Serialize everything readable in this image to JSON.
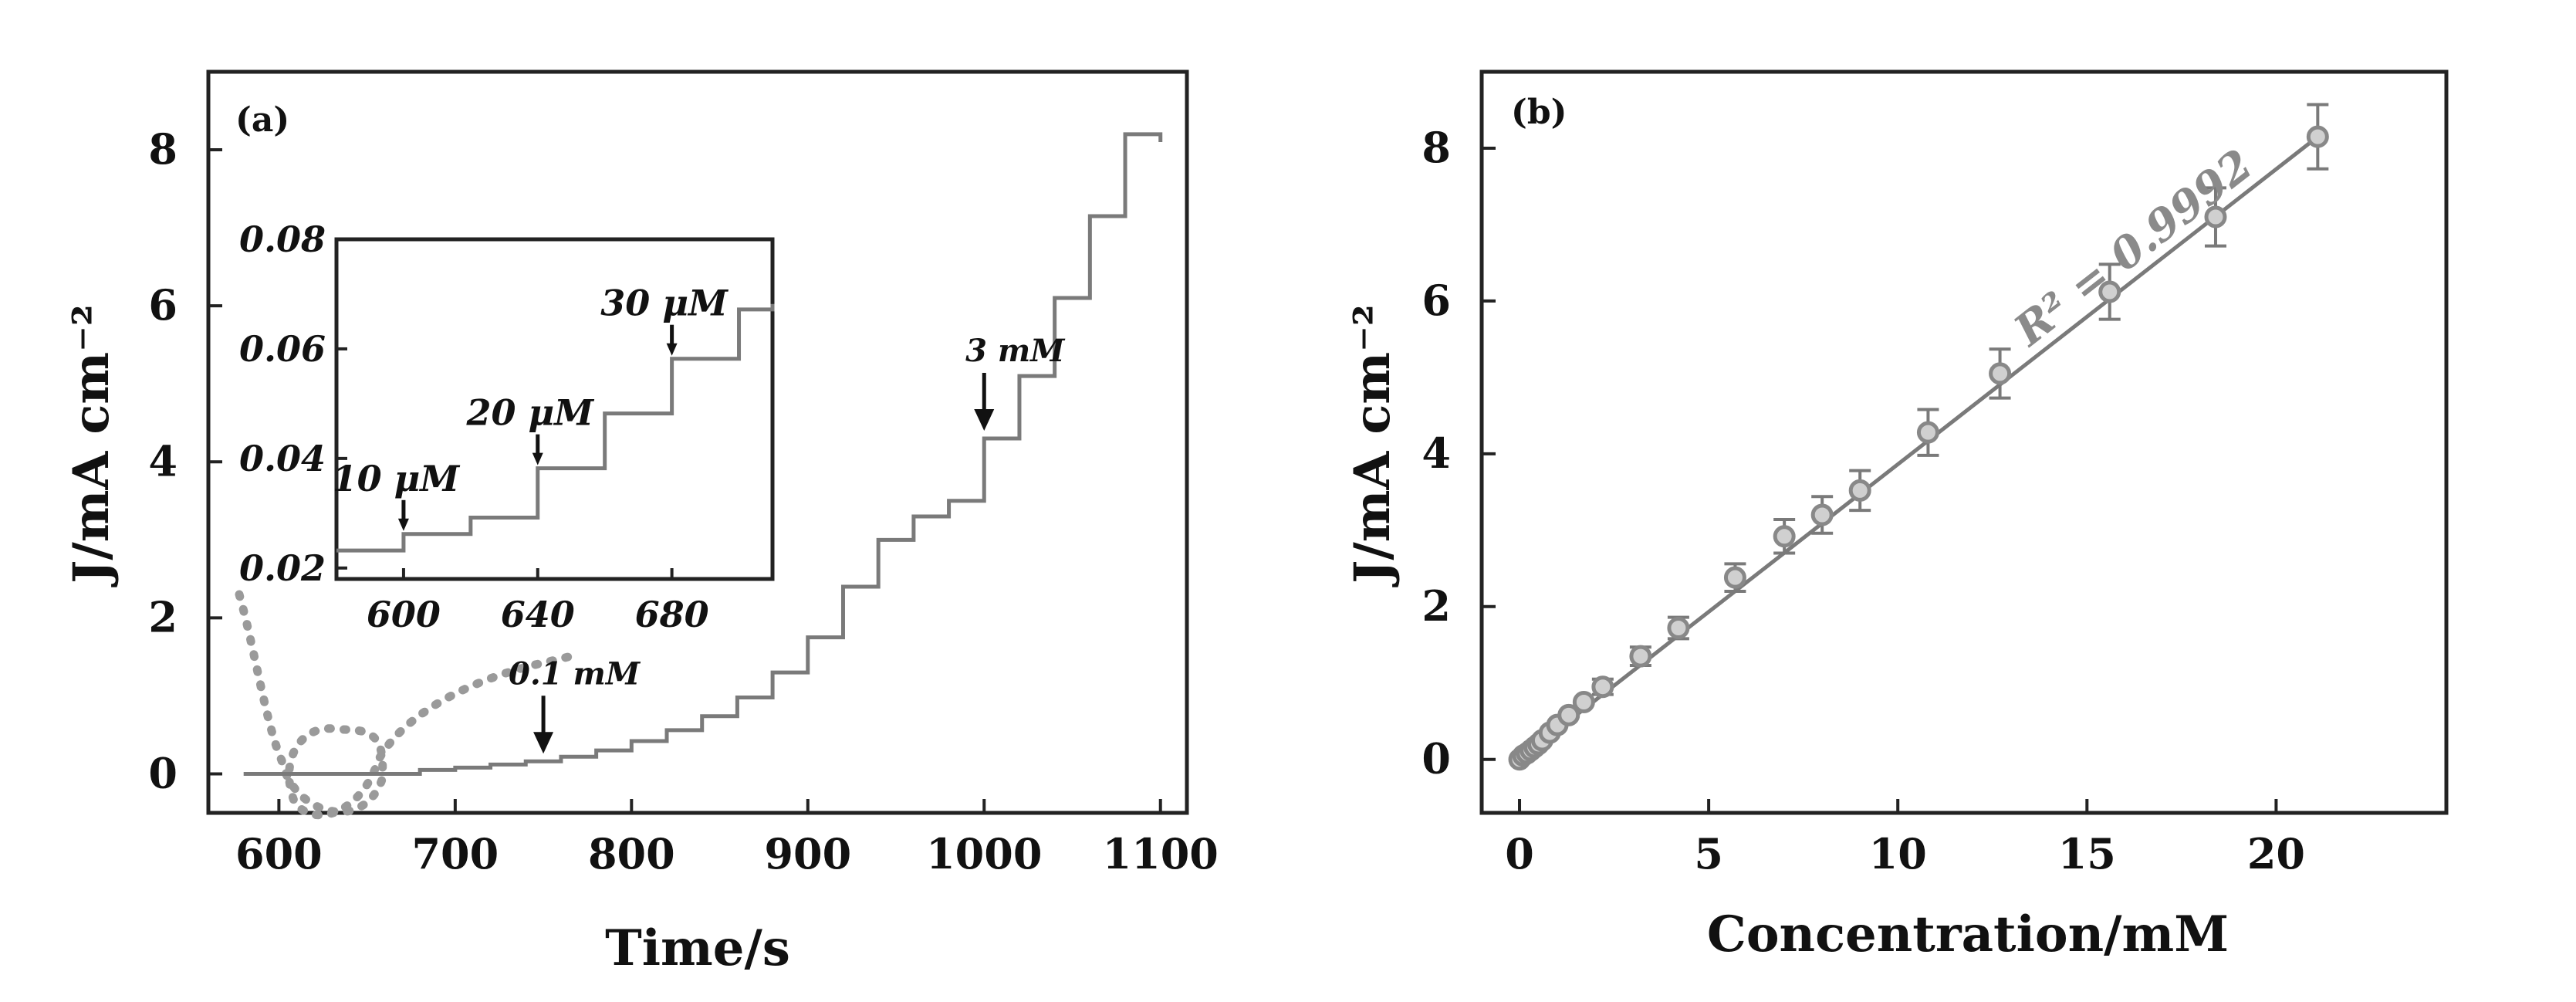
{
  "chart_data": [
    {
      "panel": "(a)",
      "type": "line",
      "xlabel": "Time/s",
      "ylabel": "J/mA cm⁻²",
      "xlim": [
        560,
        1115
      ],
      "ylim": [
        -0.5,
        9.0
      ],
      "xticks": [
        600,
        700,
        800,
        900,
        1000,
        1100
      ],
      "yticks": [
        0,
        2,
        4,
        6,
        8
      ],
      "grid": false,
      "series": [
        {
          "x": [
            580,
            660,
            680,
            700,
            720,
            740,
            760,
            780,
            800,
            820,
            840,
            860,
            880,
            900,
            920,
            940,
            960,
            980,
            1000,
            1020,
            1040,
            1060,
            1080,
            1100
          ],
          "y": [
            0.0,
            0.0,
            0.05,
            0.08,
            0.12,
            0.16,
            0.22,
            0.3,
            0.42,
            0.56,
            0.74,
            0.98,
            1.3,
            1.75,
            2.4,
            3.0,
            3.3,
            3.5,
            4.3,
            5.1,
            6.1,
            7.15,
            8.2,
            8.1
          ]
        }
      ],
      "annotations": [
        {
          "text": "0.1 mM",
          "x": 750,
          "y": 0.16
        },
        {
          "text": "3 mM",
          "x": 1000,
          "y": 4.3
        }
      ],
      "inset": {
        "xlim": [
          580,
          710
        ],
        "ylim": [
          0.018,
          0.08
        ],
        "xticks": [
          600,
          640,
          680
        ],
        "yticks": [
          0.02,
          0.04,
          0.06,
          0.08
        ],
        "x": [
          580,
          600,
          620,
          640,
          660,
          680,
          700,
          710
        ],
        "y": [
          0.0232,
          0.0262,
          0.0292,
          0.0382,
          0.0482,
          0.0582,
          0.0672,
          0.0682
        ],
        "annotations": [
          {
            "text": "10 μM",
            "x": 600,
            "y": 0.0262
          },
          {
            "text": "20 μM",
            "x": 640,
            "y": 0.0382
          },
          {
            "text": "30 μM",
            "x": 680,
            "y": 0.0582
          }
        ]
      }
    },
    {
      "panel": "(b)",
      "type": "scatter",
      "xlabel": "Concentration/mM",
      "ylabel": "J/mA cm⁻²",
      "xlim": [
        -1.0,
        24.5
      ],
      "ylim": [
        -0.7,
        9.0
      ],
      "xticks": [
        0,
        5,
        10,
        15,
        20
      ],
      "yticks": [
        0,
        2,
        4,
        6,
        8
      ],
      "grid": false,
      "points": {
        "x": [
          0.0,
          0.1,
          0.2,
          0.3,
          0.4,
          0.5,
          0.6,
          0.8,
          1.0,
          1.3,
          1.7,
          2.2,
          3.2,
          4.2,
          5.7,
          7.0,
          8.0,
          9.0,
          10.8,
          12.7,
          15.6,
          18.4,
          21.1
        ],
        "y": [
          0.0,
          0.05,
          0.08,
          0.12,
          0.16,
          0.2,
          0.25,
          0.35,
          0.45,
          0.58,
          0.75,
          0.95,
          1.35,
          1.72,
          2.38,
          2.92,
          3.2,
          3.52,
          4.28,
          5.05,
          6.12,
          7.1,
          8.15
        ],
        "yerr": [
          0.02,
          0.02,
          0.02,
          0.03,
          0.03,
          0.03,
          0.04,
          0.05,
          0.05,
          0.06,
          0.08,
          0.1,
          0.12,
          0.14,
          0.18,
          0.22,
          0.24,
          0.26,
          0.3,
          0.32,
          0.36,
          0.38,
          0.42
        ]
      },
      "fit": {
        "x": [
          0.0,
          21.1
        ],
        "y": [
          0.0,
          8.15
        ]
      },
      "fit_label": "R² = 0.9992"
    }
  ]
}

———

▶ [BRIEF] Copy each line of the records precisely and drop any images they hold.

▶ [OUTPUT FOR THIS EXERCISE]
Serialize everything readable in this image to JSON.
{
  "chart_data": [
    {
      "panel": "(a)",
      "type": "line",
      "xlabel": "Time/s",
      "ylabel": "J/mA cm⁻²",
      "xlim": [
        560,
        1115
      ],
      "ylim": [
        -0.5,
        9.0
      ],
      "xticks": [
        600,
        700,
        800,
        900,
        1000,
        1100
      ],
      "yticks": [
        0,
        2,
        4,
        6,
        8
      ],
      "grid": false,
      "series": [
        {
          "x": [
            580,
            660,
            680,
            700,
            720,
            740,
            760,
            780,
            800,
            820,
            840,
            860,
            880,
            900,
            920,
            940,
            960,
            980,
            1000,
            1020,
            1040,
            1060,
            1080,
            1100
          ],
          "y": [
            0.0,
            0.0,
            0.05,
            0.08,
            0.12,
            0.16,
            0.22,
            0.3,
            0.42,
            0.56,
            0.74,
            0.98,
            1.3,
            1.75,
            2.4,
            3.0,
            3.3,
            3.5,
            4.3,
            5.1,
            6.1,
            7.15,
            8.2,
            8.1
          ]
        }
      ],
      "annotations": [
        {
          "text": "0.1 mM",
          "x": 750,
          "y": 0.16
        },
        {
          "text": "3 mM",
          "x": 1000,
          "y": 4.3
        }
      ],
      "inset": {
        "xlim": [
          580,
          710
        ],
        "ylim": [
          0.018,
          0.08
        ],
        "xticks": [
          600,
          640,
          680
        ],
        "yticks": [
          0.02,
          0.04,
          0.06,
          0.08
        ],
        "x": [
          580,
          600,
          620,
          640,
          660,
          680,
          700,
          710
        ],
        "y": [
          0.0232,
          0.0262,
          0.0292,
          0.0382,
          0.0482,
          0.0582,
          0.0672,
          0.0682
        ],
        "annotations": [
          {
            "text": "10 μM",
            "x": 600,
            "y": 0.0262
          },
          {
            "text": "20 μM",
            "x": 640,
            "y": 0.0382
          },
          {
            "text": "30 μM",
            "x": 680,
            "y": 0.0582
          }
        ]
      }
    },
    {
      "panel": "(b)",
      "type": "scatter",
      "xlabel": "Concentration/mM",
      "ylabel": "J/mA cm⁻²",
      "xlim": [
        -1.0,
        24.5
      ],
      "ylim": [
        -0.7,
        9.0
      ],
      "xticks": [
        0,
        5,
        10,
        15,
        20
      ],
      "yticks": [
        0,
        2,
        4,
        6,
        8
      ],
      "grid": false,
      "points": {
        "x": [
          0.0,
          0.1,
          0.2,
          0.3,
          0.4,
          0.5,
          0.6,
          0.8,
          1.0,
          1.3,
          1.7,
          2.2,
          3.2,
          4.2,
          5.7,
          7.0,
          8.0,
          9.0,
          10.8,
          12.7,
          15.6,
          18.4,
          21.1
        ],
        "y": [
          0.0,
          0.05,
          0.08,
          0.12,
          0.16,
          0.2,
          0.25,
          0.35,
          0.45,
          0.58,
          0.75,
          0.95,
          1.35,
          1.72,
          2.38,
          2.92,
          3.2,
          3.52,
          4.28,
          5.05,
          6.12,
          7.1,
          8.15
        ],
        "yerr": [
          0.02,
          0.02,
          0.02,
          0.03,
          0.03,
          0.03,
          0.04,
          0.05,
          0.05,
          0.06,
          0.08,
          0.1,
          0.12,
          0.14,
          0.18,
          0.22,
          0.24,
          0.26,
          0.3,
          0.32,
          0.36,
          0.38,
          0.42
        ]
      },
      "fit": {
        "x": [
          0.0,
          21.1
        ],
        "y": [
          0.0,
          8.15
        ]
      },
      "fit_label": "R² = 0.9992"
    }
  ]
}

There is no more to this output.